# Dataset entries:
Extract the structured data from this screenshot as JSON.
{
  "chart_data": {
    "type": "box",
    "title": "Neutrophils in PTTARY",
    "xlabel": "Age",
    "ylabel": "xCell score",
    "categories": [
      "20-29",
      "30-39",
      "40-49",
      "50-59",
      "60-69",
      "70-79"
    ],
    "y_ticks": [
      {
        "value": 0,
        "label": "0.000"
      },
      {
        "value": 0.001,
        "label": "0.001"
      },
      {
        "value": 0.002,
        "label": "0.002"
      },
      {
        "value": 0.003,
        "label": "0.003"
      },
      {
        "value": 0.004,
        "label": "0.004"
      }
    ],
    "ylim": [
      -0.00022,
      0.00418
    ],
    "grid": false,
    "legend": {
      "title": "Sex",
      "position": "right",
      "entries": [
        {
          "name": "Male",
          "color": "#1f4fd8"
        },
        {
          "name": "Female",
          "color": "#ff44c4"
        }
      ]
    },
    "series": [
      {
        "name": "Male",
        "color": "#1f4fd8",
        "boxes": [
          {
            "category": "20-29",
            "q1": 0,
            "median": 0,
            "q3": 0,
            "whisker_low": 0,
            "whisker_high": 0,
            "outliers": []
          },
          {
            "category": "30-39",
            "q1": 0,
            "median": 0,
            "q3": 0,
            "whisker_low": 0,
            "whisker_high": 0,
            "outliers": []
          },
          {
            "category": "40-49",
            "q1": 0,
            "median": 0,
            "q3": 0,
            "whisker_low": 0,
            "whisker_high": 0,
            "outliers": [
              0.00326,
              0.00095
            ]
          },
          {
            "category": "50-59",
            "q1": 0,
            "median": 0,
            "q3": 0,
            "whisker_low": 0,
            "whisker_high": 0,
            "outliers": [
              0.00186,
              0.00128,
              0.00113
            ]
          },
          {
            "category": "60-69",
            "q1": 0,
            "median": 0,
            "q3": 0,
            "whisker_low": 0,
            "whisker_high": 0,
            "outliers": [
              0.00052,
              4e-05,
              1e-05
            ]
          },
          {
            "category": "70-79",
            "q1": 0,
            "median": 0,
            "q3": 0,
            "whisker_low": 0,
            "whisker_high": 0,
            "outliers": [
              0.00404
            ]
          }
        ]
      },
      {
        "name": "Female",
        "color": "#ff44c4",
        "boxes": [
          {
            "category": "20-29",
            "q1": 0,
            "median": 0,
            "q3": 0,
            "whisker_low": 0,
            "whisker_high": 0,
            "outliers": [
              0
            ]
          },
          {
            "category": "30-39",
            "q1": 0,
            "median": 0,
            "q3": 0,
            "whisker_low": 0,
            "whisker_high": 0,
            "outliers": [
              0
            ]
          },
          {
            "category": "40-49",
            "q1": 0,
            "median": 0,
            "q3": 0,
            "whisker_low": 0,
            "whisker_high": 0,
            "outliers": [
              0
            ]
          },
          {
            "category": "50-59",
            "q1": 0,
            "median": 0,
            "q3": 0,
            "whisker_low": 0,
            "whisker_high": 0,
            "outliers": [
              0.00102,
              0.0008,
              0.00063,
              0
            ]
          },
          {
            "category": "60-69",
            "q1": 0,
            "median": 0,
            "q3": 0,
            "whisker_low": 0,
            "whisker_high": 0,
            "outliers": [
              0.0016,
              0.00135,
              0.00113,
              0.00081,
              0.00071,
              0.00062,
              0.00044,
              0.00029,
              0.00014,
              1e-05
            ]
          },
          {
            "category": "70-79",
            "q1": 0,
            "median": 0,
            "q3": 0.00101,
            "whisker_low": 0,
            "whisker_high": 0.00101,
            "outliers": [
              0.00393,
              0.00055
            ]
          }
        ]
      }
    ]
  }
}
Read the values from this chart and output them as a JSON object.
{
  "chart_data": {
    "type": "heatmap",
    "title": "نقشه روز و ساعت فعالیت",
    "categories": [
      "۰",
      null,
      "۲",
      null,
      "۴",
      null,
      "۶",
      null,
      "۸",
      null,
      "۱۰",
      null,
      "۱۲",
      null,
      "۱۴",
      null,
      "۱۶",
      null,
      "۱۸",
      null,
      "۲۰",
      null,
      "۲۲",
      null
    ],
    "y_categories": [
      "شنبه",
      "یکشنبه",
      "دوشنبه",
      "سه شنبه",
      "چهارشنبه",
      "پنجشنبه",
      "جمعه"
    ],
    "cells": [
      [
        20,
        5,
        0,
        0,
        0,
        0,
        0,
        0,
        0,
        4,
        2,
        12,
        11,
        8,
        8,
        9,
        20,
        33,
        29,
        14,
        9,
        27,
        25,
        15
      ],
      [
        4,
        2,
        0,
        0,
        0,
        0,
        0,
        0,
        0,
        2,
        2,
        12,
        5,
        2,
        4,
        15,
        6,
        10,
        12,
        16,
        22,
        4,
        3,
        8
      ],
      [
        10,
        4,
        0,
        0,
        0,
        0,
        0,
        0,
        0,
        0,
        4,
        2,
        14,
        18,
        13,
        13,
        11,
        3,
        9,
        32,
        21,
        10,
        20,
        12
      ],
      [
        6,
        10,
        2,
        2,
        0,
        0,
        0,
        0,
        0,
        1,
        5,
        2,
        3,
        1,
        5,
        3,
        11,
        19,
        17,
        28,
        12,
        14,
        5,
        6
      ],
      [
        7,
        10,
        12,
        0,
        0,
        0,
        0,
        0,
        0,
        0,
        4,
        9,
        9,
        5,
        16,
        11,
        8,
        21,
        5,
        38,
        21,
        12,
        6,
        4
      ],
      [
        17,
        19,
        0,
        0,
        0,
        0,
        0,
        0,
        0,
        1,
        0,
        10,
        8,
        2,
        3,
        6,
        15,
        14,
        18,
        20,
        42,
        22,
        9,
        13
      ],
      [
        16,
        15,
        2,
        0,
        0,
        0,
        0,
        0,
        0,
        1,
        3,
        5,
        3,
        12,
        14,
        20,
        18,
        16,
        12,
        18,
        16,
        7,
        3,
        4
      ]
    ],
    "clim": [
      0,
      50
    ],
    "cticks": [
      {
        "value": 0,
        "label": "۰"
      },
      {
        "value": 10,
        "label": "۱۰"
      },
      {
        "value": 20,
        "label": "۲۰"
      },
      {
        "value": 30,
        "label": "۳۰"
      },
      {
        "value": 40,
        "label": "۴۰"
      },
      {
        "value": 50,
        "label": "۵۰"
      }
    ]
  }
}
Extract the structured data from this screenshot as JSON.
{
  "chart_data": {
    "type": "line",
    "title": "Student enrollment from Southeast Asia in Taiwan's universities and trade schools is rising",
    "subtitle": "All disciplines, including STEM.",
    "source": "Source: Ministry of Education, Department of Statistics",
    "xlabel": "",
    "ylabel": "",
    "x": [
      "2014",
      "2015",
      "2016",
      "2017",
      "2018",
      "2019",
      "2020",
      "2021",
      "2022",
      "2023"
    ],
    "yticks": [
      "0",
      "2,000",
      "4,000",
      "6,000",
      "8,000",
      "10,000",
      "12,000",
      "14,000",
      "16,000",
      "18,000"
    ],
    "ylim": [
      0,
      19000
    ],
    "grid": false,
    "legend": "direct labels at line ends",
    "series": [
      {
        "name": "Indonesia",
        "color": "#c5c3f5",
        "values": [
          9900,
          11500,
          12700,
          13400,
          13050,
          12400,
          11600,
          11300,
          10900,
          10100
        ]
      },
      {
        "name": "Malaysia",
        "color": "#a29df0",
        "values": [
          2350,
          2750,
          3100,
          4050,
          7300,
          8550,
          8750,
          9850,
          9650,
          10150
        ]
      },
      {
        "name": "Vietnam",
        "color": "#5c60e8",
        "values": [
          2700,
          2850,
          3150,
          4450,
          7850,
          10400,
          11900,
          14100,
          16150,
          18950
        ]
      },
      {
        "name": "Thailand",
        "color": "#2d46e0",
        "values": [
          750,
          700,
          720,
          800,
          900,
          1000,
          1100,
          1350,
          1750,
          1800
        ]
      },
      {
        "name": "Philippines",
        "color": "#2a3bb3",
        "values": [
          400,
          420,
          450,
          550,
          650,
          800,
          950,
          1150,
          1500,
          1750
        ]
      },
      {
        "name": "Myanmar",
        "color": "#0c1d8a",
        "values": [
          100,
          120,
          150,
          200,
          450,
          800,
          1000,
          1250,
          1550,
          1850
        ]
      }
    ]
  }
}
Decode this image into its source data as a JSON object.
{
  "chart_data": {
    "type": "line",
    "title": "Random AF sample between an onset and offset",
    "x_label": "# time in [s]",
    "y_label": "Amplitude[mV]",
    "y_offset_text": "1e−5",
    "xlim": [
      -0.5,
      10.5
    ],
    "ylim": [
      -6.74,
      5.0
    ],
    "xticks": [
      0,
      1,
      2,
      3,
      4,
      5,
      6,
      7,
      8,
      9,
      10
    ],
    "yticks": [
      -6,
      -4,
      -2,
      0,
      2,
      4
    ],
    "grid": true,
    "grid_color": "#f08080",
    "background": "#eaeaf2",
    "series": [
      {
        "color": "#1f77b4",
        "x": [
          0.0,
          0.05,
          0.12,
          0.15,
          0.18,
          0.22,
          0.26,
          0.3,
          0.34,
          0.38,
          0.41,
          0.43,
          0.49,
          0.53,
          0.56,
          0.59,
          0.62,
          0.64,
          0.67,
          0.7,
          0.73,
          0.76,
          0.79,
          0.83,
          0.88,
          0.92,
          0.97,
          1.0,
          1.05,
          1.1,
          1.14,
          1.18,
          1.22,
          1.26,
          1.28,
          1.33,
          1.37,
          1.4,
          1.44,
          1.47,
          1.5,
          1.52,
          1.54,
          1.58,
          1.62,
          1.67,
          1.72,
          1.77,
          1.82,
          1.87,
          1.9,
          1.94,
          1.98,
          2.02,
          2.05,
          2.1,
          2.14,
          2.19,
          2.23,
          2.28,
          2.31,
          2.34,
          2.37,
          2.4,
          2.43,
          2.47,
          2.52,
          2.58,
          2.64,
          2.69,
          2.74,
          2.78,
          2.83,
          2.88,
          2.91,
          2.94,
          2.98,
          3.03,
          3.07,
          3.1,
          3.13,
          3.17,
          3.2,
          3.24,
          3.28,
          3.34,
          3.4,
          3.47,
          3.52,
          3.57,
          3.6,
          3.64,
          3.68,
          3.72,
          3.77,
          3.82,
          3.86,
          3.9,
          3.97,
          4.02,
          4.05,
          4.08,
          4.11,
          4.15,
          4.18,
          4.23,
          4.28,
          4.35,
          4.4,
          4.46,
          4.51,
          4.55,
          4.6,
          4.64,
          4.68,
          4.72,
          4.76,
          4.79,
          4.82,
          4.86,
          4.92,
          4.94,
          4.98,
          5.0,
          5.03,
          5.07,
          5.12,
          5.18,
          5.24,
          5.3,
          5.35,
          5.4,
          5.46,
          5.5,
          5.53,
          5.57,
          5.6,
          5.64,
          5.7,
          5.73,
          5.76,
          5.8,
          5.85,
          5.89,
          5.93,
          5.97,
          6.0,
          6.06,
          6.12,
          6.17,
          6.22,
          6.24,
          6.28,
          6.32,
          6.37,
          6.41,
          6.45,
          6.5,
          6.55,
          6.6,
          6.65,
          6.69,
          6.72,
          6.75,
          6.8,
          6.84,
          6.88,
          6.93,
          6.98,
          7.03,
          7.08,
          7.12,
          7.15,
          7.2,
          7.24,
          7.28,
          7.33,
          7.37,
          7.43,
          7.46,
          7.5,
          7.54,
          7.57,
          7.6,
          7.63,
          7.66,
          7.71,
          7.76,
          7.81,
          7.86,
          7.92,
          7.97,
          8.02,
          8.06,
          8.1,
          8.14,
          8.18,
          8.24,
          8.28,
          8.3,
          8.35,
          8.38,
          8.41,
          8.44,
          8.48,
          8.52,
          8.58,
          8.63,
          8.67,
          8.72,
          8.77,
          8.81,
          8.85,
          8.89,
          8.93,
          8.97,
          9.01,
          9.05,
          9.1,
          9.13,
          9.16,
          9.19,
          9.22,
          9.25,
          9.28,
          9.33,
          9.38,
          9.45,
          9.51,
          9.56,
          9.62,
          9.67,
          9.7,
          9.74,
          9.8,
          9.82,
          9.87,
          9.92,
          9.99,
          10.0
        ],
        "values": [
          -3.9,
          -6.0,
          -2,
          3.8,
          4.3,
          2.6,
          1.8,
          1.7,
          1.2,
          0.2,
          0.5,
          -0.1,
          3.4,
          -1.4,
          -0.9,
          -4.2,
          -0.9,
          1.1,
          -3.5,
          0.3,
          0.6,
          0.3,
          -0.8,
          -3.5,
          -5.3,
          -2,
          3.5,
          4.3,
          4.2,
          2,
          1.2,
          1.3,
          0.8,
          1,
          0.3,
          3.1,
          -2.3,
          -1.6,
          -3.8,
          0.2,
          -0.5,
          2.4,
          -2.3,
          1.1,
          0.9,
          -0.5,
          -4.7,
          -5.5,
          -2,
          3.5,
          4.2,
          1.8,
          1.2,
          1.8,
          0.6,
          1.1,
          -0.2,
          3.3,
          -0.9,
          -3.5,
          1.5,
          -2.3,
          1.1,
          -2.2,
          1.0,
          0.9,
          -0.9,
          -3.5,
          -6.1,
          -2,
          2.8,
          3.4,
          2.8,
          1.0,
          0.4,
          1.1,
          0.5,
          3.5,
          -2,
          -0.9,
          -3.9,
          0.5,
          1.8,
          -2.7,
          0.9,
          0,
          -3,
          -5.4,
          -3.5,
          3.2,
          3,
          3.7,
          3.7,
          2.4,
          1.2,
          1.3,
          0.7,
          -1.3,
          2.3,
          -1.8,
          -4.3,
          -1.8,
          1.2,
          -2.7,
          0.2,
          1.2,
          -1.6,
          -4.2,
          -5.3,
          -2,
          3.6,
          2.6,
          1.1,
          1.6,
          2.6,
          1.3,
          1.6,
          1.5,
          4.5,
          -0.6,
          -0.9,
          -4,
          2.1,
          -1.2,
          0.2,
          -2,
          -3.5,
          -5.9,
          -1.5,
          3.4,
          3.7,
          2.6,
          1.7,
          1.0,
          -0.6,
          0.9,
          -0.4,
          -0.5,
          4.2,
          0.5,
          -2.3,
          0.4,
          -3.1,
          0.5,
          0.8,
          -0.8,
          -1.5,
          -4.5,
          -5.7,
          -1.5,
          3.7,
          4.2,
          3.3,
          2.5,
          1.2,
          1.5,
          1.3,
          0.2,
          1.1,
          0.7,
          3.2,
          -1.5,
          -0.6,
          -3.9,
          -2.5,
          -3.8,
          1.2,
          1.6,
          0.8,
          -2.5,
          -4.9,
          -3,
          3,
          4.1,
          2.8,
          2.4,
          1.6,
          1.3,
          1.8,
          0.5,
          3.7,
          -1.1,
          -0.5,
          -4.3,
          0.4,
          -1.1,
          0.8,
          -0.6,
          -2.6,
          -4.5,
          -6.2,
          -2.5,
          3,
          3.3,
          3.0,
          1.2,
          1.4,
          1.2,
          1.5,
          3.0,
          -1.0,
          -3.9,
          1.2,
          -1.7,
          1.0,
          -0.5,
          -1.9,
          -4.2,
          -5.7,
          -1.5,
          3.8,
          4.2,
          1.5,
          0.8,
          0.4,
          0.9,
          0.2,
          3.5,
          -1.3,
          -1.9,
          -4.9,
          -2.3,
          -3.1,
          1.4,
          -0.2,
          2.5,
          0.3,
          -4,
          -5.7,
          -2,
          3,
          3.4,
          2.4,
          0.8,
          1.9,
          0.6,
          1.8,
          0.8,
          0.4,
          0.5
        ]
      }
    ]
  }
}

# Goal of the exercise:
The answer is the number of lines in the preceding material that hold "legend"; write that number and nothing else.

# Written response:
2